- _Goal_:
Examine the entries and show every line in which the word "информационные" is found.

....

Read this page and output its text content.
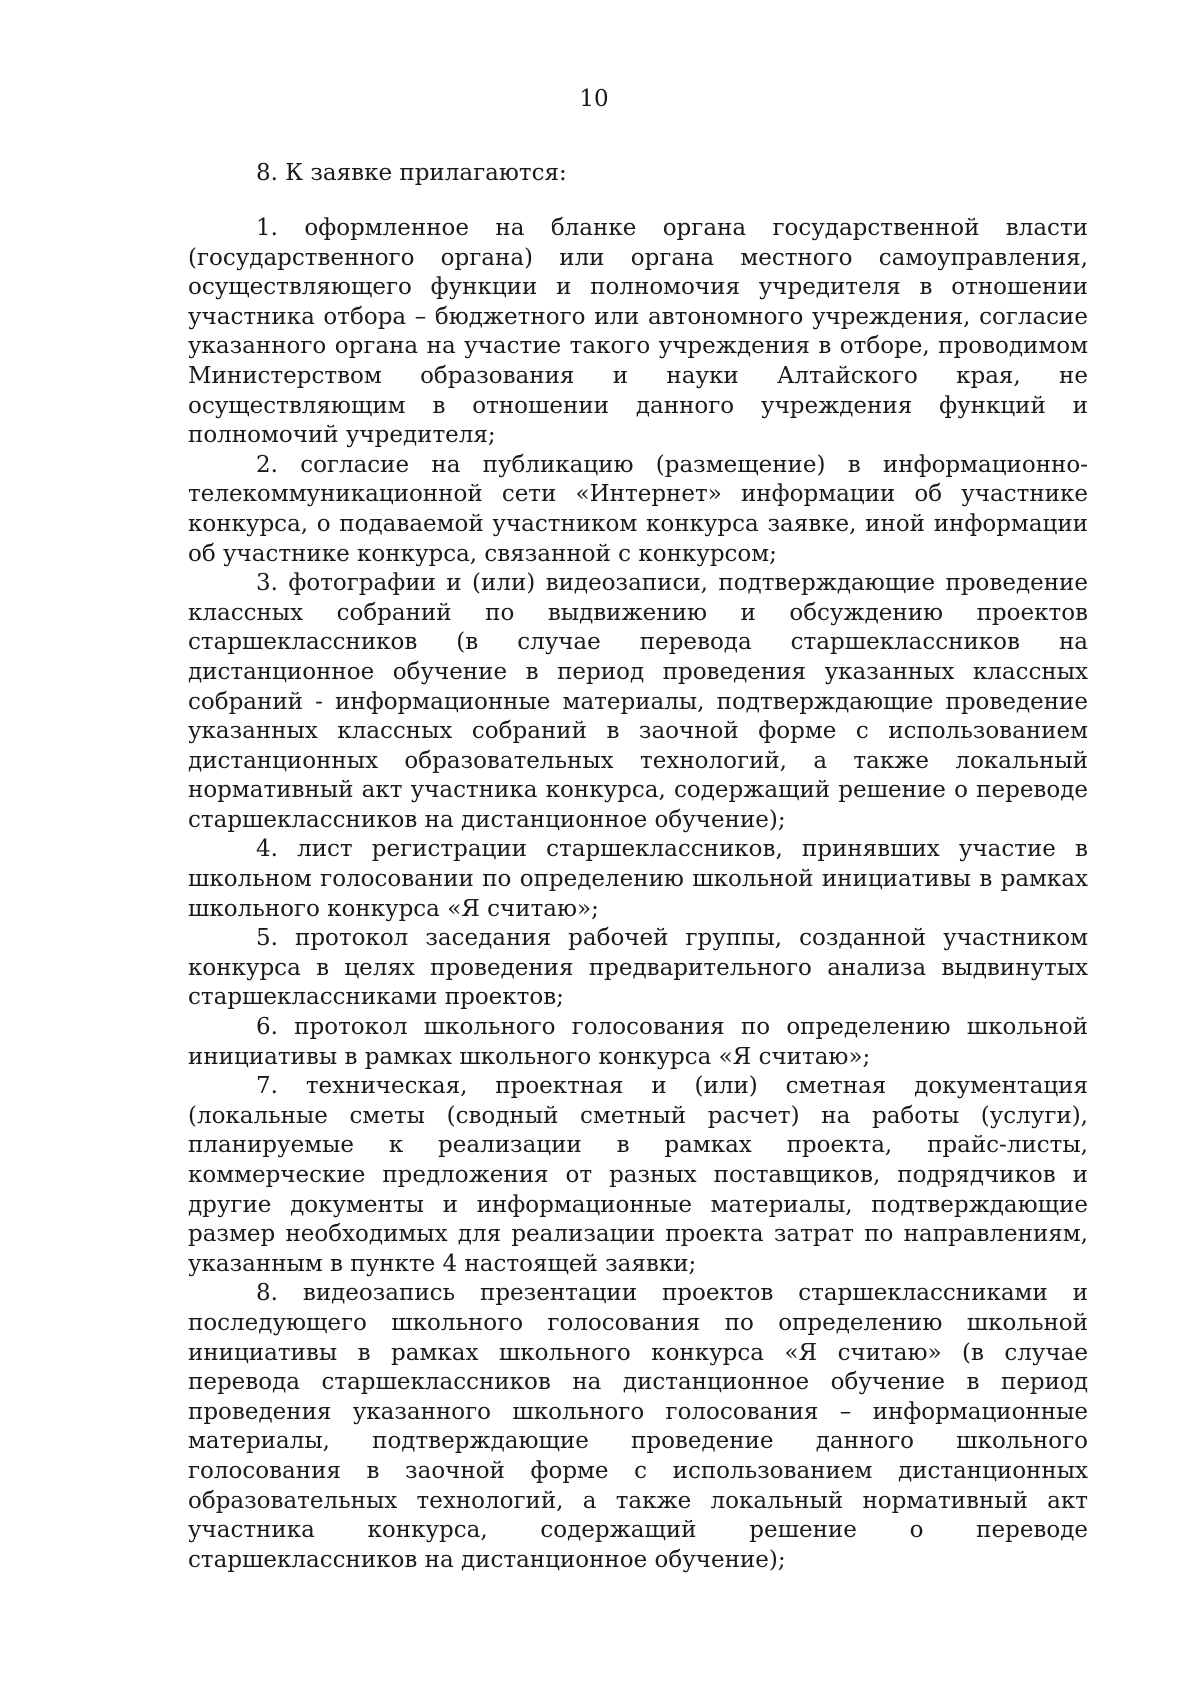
10
8. К заявке прилагаются:

1. оформленное на бланке органа государственной власти (государственного органа) или органа местного самоуправления, осуществляющего функции и полномочия учредителя в отношении участника отбора – бюджетного или автономного учреждения, согласие указанного органа на участие такого учреждения в отборе, проводимом Министерством образования и науки Алтайского края, не осуществляющим в отношении данного учреждения функций и полномочий учредителя;

2. согласие на публикацию (размещение) в информационно-телекоммуникационной сети «Интернет» информации об участнике конкурса, о подаваемой участником конкурса заявке, иной информации об участнике конкурса, связанной с конкурсом;

3. фотографии и (или) видеозаписи, подтверждающие проведение классных собраний по выдвижению и обсуждению проектов старшеклассников (в случае перевода старшеклассников на дистанционное обучение в период проведения указанных классных собраний - информационные материалы, подтверждающие проведение указанных классных собраний в заочной форме с использованием дистанционных образовательных технологий, а также локальный нормативный акт участника конкурса, содержащий решение о переводе старшеклассников на дистанционное обучение);

4. лист регистрации старшеклассников, принявших участие в школьном голосовании по определению школьной инициативы в рамках школьного конкурса «Я считаю»;

5. протокол заседания рабочей группы, созданной участником конкурса в целях проведения предварительного анализа выдвинутых старшеклассниками проектов;

6. протокол школьного голосования по определению школьной инициативы в рамках школьного конкурса «Я считаю»;

7. техническая, проектная и (или) сметная документация (локальные сметы (сводный сметный расчет) на работы (услуги), планируемые к реализации в рамках проекта, прайс-листы, коммерческие предложения от разных поставщиков, подрядчиков и другие документы и информационные материалы, подтверждающие размер необходимых для реализации проекта затрат по направлениям, указанным в пункте 4 настоящей заявки;

8. видеозапись презентации проектов старшеклассниками и последующего школьного голосования по определению школьной инициативы в рамках школьного конкурса «Я считаю» (в случае перевода старшеклассников на дистанционное обучение в период проведения указанного школьного голосования – информационные материалы, подтверждающие проведение данного школьного голосования в заочной форме с использованием дистанционных образовательных технологий, а также локальный нормативный акт участника конкурса, содержащий решение о переводе старшеклассников на дистанционное обучение);
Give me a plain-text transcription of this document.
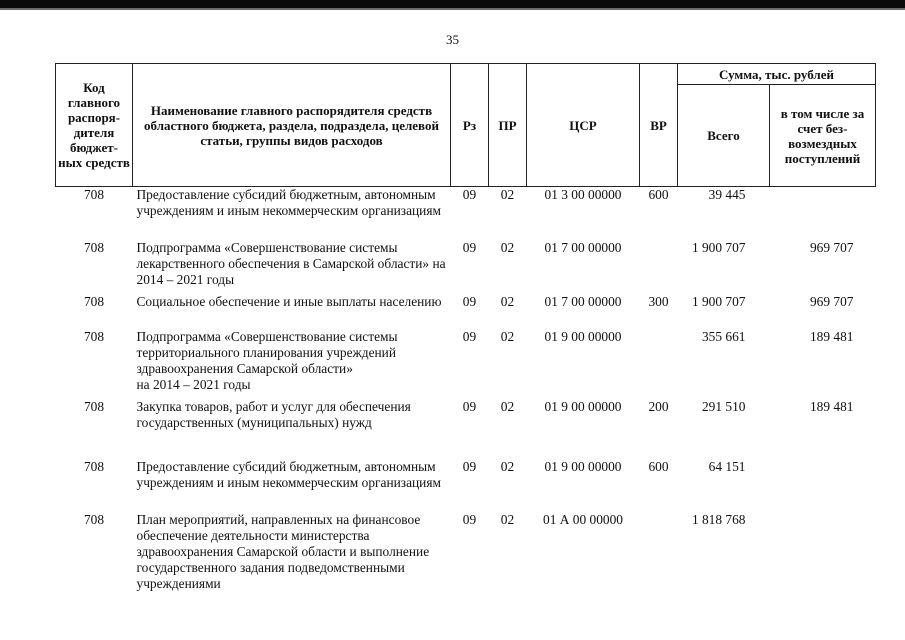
35
Код главного распоря-дителя бюджет-ных средств	Наименование главного распорядителя средств областного бюджета, раздела, подраздела, целевой статьи, группы видов расходов	Рз	ПР	ЦСР	ВР	Сумма, тыс. рублей	
						Всего	в том числе за счет без-возмездных поступлений
708	Предоставление субсидий бюджетным, автономным учреждениям и иным некоммерческим организациям	09	02	01 3 00 00000	600	39 445	
708	Подпрограмма «Совершенствование системы лекарственного обеспечения в Самарской области» на 2014 – 2021 годы	09	02	01 7 00 00000		1 900 707	969 707
708	Социальное обеспечение и иные выплаты населению	09	02	01 7 00 00000	300	1 900 707	969 707
708	Подпрограмма «Совершенствование системы территориального планирования учреждений здравоохранения Самарской области»
на 2014 – 2021 годы	09	02	01 9 00 00000		355 661	189 481
708	Закупка товаров, работ и услуг для обеспечения государственных (муниципальных) нужд	09	02	01 9 00 00000	200	291 510	189 481
708	Предоставление субсидий бюджетным, автономным учреждениям и иным некоммерческим организациям	09	02	01 9 00 00000	600	64 151	
708	План мероприятий, направленных на финансовое обеспечение деятельности министерства здравоохранения Самарской области и выполнение государственного задания подведомственными учреждениями	09	02	01 А 00 00000		1 818 768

....

- _The solution_:
3. фотографии и (или) видеозаписи, подтверждающие проведение классных собраний по выдвижению и обсуждению проектов старшеклассников (в случае перевода старшеклассников на дистанционное обучение в период проведения указанных классных собраний - информационные материалы, подтверждающие проведение указанных классных собраний в заочной форме с использованием дистанционных образовательных технологий, а также локальный нормативный акт участника конкурса, содержащий решение о переводе старшеклассников на дистанционное обучение);
7. техническая, проектная и (или) сметная документация (локальные сметы (сводный сметный расчет) на работы (услуги), планируемые к реализации в рамках проекта, прайс-листы, коммерческие предложения от разных поставщиков, подрядчиков и другие документы и информационные материалы, подтверждающие размер необходимых для реализации проекта затрат по направлениям, указанным в пункте 4 настоящей заявки;
8. видеозапись презентации проектов старшеклассниками и последующего школьного голосования по определению школьной инициативы в рамках школьного конкурса «Я считаю» (в случае перевода старшеклассников на дистанционное обучение в период проведения указанного школьного голосования – информационные материалы, подтверждающие проведение данного школьного голосования в заочной форме с использованием дистанционных образовательных технологий, а также локальный нормативный акт участника конкурса, содержащий решение о переводе старшеклассников на дистанционное обучение);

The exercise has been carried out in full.